**DIRECTION:**
Images must not appear in your copy; reproduce every other part of the records exactly.

**DATA ROWS:**
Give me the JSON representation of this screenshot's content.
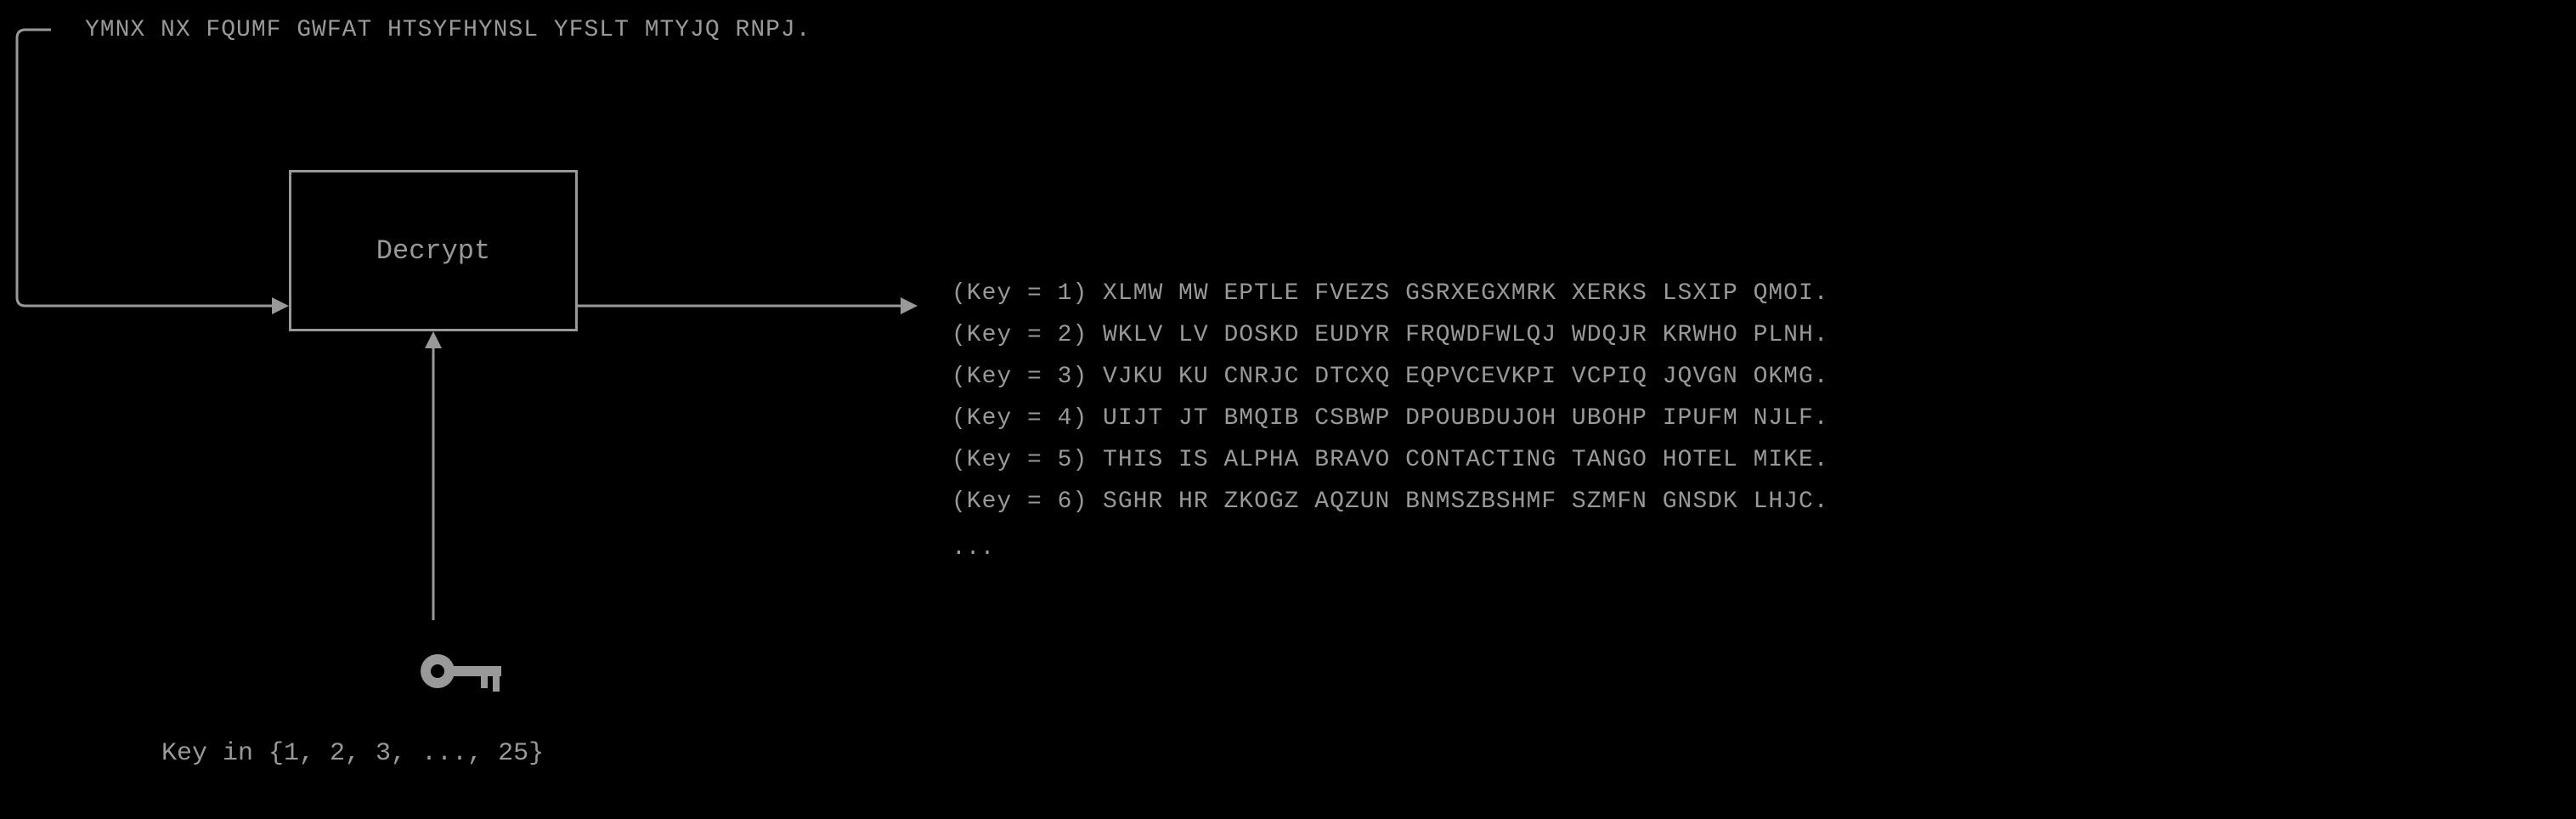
{
  "cipher_text": "YMNX NX FQUMF GWFAT HTSYFHYNSL YFSLT MTYJQ RNPJ.",
  "decrypt_label": "Decrypt",
  "key_range_label": "Key in {1, 2, 3, ..., 25}",
  "outputs": [
    {
      "key": 1,
      "text": "XLMW MW EPTLE FVEZS GSRXEGXMRK XERKS LSXIP QMOI."
    },
    {
      "key": 2,
      "text": "WKLV LV DOSKD EUDYR FRQWDFWLQJ WDQJR KRWHO PLNH."
    },
    {
      "key": 3,
      "text": "VJKU KU CNRJC DTCXQ EQPVCEVKPI VCPIQ JQVGN OKMG."
    },
    {
      "key": 4,
      "text": "UIJT JT BMQIB CSBWP DPOUBDUJOH UBOHP IPUFM NJLF."
    },
    {
      "key": 5,
      "text": "THIS IS ALPHA BRAVO CONTACTING TANGO HOTEL MIKE."
    },
    {
      "key": 6,
      "text": "SGHR HR ZKOGZ AQZUN BNMSZBSHMF SZMFN GNSDK LHJC."
    }
  ],
  "ellipsis": "...",
  "colors": {
    "fg": "#999",
    "bg": "#000"
  }
}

**FINAL RESULT:**
Give me the JSON representation of this screenshot's content.
{
  "cipher_text": "YMNX NX FQUMF GWFAT HTSYFHYNSL YFSLT MTYJQ RNPJ.",
  "decrypt_label": "Decrypt",
  "key_range_label": "Key in {1, 2, 3, ..., 25}",
  "outputs": [
    {
      "key": 1,
      "text": "XLMW MW EPTLE FVEZS GSRXEGXMRK XERKS LSXIP QMOI."
    },
    {
      "key": 2,
      "text": "WKLV LV DOSKD EUDYR FRQWDFWLQJ WDQJR KRWHO PLNH."
    },
    {
      "key": 3,
      "text": "VJKU KU CNRJC DTCXQ EQPVCEVKPI VCPIQ JQVGN OKMG."
    },
    {
      "key": 4,
      "text": "UIJT JT BMQIB CSBWP DPOUBDUJOH UBOHP IPUFM NJLF."
    },
    {
      "key": 5,
      "text": "THIS IS ALPHA BRAVO CONTACTING TANGO HOTEL MIKE."
    },
    {
      "key": 6,
      "text": "SGHR HR ZKOGZ AQZUN BNMSZBSHMF SZMFN GNSDK LHJC."
    }
  ],
  "ellipsis": "...",
  "colors": {
    "fg": "#999",
    "bg": "#000"
  }
}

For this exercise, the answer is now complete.